___ Selected excerpt

Some house-trading partners are like me, compiling bulging guides to their homes and neighborhoods and cities. The ranch owners fell at the opposite end of that scale. I finally pressed the wife for a few crumbs of information, like, would they be wanting us to take care of any animals? She replied that if we would feed their two resident horses, she and her husband would appreciate that.

When I told friends about our upcoming trade, one or two warned that the temperatures in mid-July in this part of the state were certain to be blistering, and as we left Reno, I quailed a bit at the forecast: highs of more than 100 degrees every day.

The forecasts have proven accurate. When we reached the ranch gate around 5:30 Saturday afternoon and opened our van doors to key in the code, the heat smacked me with a brutal force.

True, it’s a dry heat. But it’s so hot the dryness doesn’t seem to help much.

Stepping outside every afternoon and early evening since then has felt like walking into a boiler room. Happily, thanks to two key strategies, this hasn’t dampened the intense pleasure we’ve experienced in being here.

The first has been to escape to some of the higher realms nearby. At Lassen Volcanic National Park (where we spent Saturday afternoon), it was warm but pleasant. We passed all of Monday near frosty Mt. Shasta and in the cool mists of the McCloud River and Burney waterfalls.

______

» What you will do
Translate this sentence from the ranch-stay account into Spanish: "The first has been to escape to some of the higher realms nearby."

___ Data excerpts

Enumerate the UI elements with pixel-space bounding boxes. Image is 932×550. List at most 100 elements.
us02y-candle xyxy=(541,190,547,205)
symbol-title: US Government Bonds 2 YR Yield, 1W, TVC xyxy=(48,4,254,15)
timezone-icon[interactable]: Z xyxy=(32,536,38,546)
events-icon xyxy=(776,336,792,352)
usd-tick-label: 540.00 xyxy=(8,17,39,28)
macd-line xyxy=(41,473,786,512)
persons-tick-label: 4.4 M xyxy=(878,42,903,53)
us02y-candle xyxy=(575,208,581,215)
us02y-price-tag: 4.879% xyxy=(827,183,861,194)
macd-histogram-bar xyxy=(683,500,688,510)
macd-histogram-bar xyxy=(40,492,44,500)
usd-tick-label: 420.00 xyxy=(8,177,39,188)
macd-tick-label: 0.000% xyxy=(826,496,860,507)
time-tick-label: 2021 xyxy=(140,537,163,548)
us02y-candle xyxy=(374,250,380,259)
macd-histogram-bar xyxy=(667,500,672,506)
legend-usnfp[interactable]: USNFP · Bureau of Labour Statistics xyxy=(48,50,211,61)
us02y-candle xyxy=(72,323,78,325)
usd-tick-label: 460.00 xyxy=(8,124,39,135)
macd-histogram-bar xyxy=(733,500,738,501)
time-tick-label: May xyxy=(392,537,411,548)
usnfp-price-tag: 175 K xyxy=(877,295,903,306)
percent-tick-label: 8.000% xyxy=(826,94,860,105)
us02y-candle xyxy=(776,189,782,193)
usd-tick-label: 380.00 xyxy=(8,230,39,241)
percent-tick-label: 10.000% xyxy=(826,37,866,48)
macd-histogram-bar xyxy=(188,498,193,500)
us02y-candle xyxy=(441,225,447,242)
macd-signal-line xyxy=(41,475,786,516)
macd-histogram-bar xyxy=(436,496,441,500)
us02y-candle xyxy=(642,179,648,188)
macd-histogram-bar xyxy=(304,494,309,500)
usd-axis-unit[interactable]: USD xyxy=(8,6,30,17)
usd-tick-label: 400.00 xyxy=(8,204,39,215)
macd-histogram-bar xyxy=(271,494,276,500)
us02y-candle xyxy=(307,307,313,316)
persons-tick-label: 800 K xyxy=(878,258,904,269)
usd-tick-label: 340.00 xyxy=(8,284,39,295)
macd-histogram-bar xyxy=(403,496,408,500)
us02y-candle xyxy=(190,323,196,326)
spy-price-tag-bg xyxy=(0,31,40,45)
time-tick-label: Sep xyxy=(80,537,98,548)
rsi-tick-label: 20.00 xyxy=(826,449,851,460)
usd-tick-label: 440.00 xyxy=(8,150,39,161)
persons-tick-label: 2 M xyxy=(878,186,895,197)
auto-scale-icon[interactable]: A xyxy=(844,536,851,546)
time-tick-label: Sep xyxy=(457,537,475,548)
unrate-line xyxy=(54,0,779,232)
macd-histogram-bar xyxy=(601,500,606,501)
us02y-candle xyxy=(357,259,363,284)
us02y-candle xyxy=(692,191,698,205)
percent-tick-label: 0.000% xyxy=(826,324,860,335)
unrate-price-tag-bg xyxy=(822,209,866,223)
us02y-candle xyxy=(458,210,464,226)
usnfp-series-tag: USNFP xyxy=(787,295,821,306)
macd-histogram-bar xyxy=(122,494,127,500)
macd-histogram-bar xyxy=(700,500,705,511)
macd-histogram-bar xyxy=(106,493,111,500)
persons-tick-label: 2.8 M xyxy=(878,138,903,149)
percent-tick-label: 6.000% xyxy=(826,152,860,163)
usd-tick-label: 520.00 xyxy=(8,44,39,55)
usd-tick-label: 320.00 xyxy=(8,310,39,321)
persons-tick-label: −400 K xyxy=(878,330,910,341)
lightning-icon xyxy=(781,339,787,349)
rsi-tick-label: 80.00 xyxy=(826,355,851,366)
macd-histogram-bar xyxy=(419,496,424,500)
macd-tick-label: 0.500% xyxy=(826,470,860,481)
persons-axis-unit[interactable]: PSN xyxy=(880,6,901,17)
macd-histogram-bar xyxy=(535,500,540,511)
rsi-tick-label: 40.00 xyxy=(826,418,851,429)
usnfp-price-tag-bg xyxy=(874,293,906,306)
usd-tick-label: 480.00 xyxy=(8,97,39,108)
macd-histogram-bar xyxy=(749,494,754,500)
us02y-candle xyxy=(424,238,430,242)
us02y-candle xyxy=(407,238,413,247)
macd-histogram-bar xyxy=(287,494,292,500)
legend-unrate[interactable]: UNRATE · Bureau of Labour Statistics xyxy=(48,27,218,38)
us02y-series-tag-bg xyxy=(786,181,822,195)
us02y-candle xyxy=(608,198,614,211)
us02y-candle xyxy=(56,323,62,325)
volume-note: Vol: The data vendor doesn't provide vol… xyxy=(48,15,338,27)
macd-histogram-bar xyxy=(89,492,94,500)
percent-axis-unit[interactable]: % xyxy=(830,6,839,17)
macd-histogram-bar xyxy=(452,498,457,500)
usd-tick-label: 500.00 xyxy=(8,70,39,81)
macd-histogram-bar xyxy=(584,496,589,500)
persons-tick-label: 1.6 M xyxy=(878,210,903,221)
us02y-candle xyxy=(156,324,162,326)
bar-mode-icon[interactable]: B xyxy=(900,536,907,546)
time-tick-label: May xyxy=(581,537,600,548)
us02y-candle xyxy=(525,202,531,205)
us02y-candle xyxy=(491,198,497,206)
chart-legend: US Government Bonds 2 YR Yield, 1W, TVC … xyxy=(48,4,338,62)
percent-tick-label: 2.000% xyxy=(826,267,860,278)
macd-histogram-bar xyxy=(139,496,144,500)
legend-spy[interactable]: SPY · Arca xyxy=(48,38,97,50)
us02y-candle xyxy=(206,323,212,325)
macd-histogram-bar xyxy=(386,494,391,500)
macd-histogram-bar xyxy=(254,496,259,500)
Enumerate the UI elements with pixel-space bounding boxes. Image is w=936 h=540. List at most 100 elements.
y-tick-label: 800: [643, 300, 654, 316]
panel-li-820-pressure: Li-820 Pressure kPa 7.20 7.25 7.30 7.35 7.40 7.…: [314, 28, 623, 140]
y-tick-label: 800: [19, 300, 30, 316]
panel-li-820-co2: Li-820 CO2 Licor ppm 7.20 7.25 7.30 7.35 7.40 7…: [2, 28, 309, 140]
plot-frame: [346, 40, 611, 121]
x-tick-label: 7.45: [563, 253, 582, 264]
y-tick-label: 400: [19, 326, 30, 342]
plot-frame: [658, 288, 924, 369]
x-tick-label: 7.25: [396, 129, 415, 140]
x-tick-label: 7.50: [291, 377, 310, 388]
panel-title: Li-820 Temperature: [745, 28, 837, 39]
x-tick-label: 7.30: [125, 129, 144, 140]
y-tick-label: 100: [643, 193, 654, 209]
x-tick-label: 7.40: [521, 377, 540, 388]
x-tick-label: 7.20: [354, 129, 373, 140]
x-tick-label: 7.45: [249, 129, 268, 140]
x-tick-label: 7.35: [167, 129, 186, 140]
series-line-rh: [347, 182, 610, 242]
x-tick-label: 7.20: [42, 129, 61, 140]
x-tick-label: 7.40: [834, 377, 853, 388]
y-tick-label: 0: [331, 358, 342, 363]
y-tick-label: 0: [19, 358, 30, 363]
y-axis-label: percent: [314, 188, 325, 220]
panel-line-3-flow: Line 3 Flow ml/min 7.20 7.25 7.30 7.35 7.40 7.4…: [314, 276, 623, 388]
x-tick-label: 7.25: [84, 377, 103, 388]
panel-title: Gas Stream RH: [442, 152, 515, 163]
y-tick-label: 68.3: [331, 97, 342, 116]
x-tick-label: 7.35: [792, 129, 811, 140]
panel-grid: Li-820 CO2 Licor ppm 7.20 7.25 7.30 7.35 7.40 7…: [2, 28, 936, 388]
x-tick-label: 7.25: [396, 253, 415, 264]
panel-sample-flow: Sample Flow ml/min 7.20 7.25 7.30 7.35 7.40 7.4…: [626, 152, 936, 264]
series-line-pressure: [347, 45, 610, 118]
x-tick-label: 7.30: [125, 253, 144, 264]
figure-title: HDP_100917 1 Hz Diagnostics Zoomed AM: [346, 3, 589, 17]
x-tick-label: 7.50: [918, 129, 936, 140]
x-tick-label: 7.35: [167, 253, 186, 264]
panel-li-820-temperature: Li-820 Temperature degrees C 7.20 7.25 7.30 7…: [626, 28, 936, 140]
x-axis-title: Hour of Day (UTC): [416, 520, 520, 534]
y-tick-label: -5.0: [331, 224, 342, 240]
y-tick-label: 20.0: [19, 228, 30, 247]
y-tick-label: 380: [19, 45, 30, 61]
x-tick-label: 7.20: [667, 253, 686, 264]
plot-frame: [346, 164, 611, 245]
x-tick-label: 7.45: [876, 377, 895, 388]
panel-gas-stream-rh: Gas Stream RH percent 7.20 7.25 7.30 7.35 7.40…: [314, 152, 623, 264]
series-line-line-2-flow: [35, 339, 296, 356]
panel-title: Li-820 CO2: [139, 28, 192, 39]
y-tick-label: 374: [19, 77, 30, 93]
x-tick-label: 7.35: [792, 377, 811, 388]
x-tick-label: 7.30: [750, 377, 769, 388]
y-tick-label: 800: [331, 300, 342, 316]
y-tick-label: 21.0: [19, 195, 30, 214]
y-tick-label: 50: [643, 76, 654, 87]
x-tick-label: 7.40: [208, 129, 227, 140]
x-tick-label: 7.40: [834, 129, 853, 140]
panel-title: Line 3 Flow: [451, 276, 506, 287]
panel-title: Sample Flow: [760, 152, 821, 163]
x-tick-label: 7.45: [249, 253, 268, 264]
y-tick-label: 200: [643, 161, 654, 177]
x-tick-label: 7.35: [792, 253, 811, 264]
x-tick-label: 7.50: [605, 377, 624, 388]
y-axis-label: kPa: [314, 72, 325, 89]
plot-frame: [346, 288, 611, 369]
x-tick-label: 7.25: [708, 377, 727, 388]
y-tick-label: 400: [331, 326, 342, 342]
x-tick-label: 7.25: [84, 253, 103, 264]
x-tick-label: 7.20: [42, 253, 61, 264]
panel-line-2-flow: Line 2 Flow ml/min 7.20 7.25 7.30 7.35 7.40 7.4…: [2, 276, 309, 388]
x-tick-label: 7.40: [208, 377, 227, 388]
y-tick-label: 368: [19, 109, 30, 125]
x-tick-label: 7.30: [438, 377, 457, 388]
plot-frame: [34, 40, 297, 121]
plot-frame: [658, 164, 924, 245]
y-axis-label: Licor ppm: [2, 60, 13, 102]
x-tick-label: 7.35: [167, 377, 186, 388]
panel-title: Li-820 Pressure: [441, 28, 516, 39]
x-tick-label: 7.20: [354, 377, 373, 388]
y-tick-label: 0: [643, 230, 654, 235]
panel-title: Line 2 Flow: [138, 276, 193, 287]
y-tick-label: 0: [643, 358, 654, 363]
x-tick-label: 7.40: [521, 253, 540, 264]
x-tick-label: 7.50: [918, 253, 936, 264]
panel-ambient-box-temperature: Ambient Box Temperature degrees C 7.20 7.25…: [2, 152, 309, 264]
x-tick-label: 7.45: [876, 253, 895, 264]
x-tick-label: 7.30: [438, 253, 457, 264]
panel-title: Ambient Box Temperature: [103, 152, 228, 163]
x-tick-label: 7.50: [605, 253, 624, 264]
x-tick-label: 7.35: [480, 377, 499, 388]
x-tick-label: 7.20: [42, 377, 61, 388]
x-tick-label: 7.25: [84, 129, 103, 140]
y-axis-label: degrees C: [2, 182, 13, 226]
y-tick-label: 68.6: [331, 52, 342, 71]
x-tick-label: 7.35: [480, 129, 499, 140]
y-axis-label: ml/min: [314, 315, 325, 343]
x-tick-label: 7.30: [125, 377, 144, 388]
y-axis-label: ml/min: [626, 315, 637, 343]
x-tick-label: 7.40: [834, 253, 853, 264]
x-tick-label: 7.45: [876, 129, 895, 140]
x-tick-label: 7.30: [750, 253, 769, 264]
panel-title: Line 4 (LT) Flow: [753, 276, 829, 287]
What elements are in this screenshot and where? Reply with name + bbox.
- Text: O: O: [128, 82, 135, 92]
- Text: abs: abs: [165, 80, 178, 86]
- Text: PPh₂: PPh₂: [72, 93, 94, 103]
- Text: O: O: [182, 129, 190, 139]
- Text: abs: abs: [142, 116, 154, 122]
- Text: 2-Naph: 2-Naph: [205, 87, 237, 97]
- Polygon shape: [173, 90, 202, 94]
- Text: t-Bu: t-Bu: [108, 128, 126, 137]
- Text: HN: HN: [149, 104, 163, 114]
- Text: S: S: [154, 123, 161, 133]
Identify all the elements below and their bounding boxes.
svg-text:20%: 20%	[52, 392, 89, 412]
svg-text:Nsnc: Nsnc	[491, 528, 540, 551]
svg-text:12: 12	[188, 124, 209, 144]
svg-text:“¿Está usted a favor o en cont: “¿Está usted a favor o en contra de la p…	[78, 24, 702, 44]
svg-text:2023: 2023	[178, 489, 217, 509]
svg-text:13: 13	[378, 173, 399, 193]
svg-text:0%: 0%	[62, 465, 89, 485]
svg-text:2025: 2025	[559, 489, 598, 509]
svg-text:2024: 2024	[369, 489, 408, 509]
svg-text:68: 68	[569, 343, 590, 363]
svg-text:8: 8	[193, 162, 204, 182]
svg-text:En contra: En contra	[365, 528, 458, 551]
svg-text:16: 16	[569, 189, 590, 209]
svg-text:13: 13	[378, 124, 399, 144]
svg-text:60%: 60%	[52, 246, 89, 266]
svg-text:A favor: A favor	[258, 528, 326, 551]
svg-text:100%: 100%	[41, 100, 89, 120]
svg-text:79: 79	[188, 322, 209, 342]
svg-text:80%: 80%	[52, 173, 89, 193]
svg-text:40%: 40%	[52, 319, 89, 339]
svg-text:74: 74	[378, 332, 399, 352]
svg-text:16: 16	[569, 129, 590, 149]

______

» The completed task
La primera ha sido escapar a algunas de las zonas más altas de los alrededores.